→ Given exercise
Leave out the pictures; transcribe all else exactly.
** START OF Records for the task **
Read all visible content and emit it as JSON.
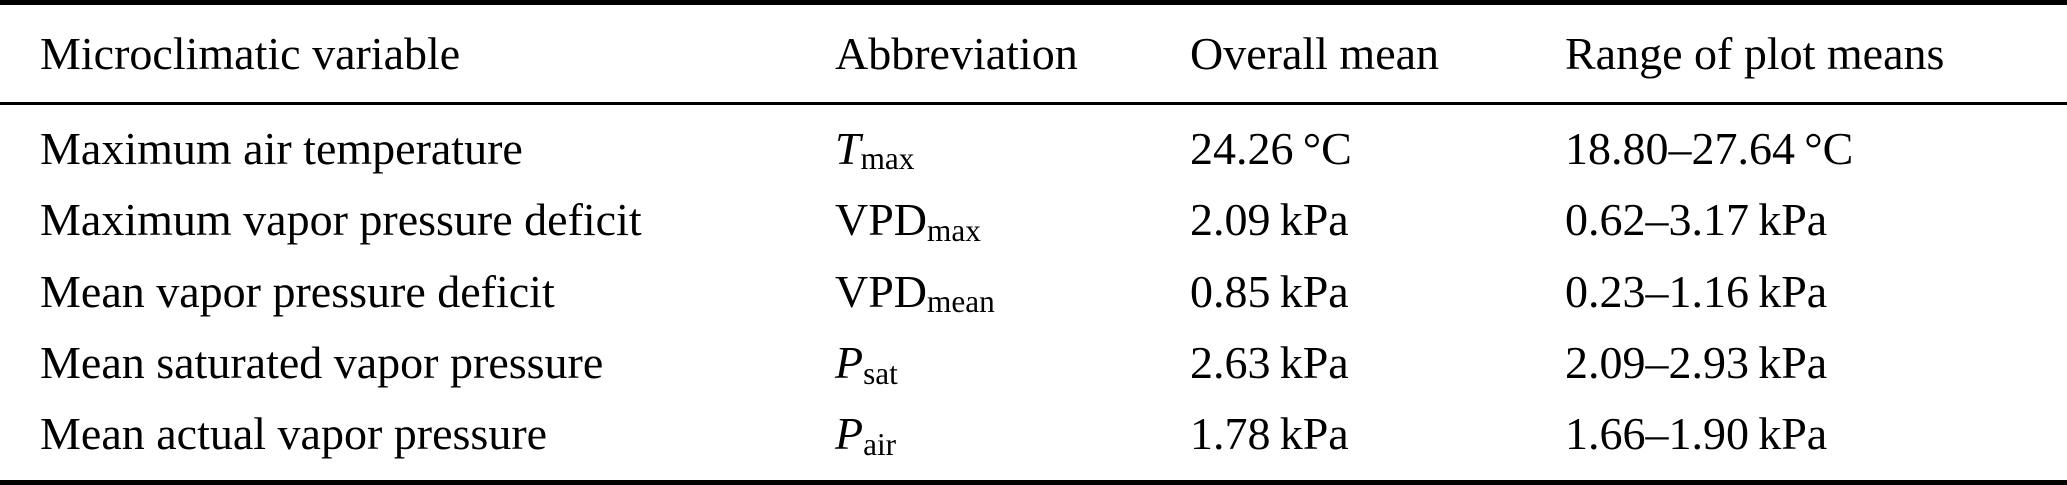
{
  "colors": {
    "text": "#000000",
    "background": "#ffffff",
    "rule": "#000000"
  },
  "table": {
    "columns": [
      "Microclimatic variable",
      "Abbreviation",
      "Overall mean",
      "Range of plot means"
    ],
    "rows": [
      {
        "variable": "Maximum air temperature",
        "abbr": {
          "base": "T",
          "sub": "max",
          "italic": true
        },
        "overall_mean": "24.26 °C",
        "range": "18.80–27.64 °C"
      },
      {
        "variable": "Maximum vapor pressure deficit",
        "abbr": {
          "base": "VPD",
          "sub": "max",
          "italic": false
        },
        "overall_mean": "2.09 kPa",
        "range": "0.62–3.17 kPa"
      },
      {
        "variable": "Mean vapor pressure deficit",
        "abbr": {
          "base": "VPD",
          "sub": "mean",
          "italic": false
        },
        "overall_mean": "0.85 kPa",
        "range": "0.23–1.16 kPa"
      },
      {
        "variable": "Mean saturated vapor pressure",
        "abbr": {
          "base": "P",
          "sub": "sat",
          "italic": true
        },
        "overall_mean": "2.63 kPa",
        "range": "2.09–2.93 kPa"
      },
      {
        "variable": "Mean actual vapor pressure",
        "abbr": {
          "base": "P",
          "sub": "air",
          "italic": true
        },
        "overall_mean": "1.78 kPa",
        "range": "1.66–1.90 kPa"
      }
    ]
  }
}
** END OF Records for the task **
→ Response
Read all visible content and emit it as JSON.
{
  "colors": {
    "text": "#000000",
    "background": "#ffffff",
    "rule": "#000000"
  },
  "table": {
    "columns": [
      "Microclimatic variable",
      "Abbreviation",
      "Overall mean",
      "Range of plot means"
    ],
    "rows": [
      {
        "variable": "Maximum air temperature",
        "abbr": {
          "base": "T",
          "sub": "max",
          "italic": true
        },
        "overall_mean": "24.26 °C",
        "range": "18.80–27.64 °C"
      },
      {
        "variable": "Maximum vapor pressure deficit",
        "abbr": {
          "base": "VPD",
          "sub": "max",
          "italic": false
        },
        "overall_mean": "2.09 kPa",
        "range": "0.62–3.17 kPa"
      },
      {
        "variable": "Mean vapor pressure deficit",
        "abbr": {
          "base": "VPD",
          "sub": "mean",
          "italic": false
        },
        "overall_mean": "0.85 kPa",
        "range": "0.23–1.16 kPa"
      },
      {
        "variable": "Mean saturated vapor pressure",
        "abbr": {
          "base": "P",
          "sub": "sat",
          "italic": true
        },
        "overall_mean": "2.63 kPa",
        "range": "2.09–2.93 kPa"
      },
      {
        "variable": "Mean actual vapor pressure",
        "abbr": {
          "base": "P",
          "sub": "air",
          "italic": true
        },
        "overall_mean": "1.78 kPa",
        "range": "1.66–1.90 kPa"
      }
    ]
  }
}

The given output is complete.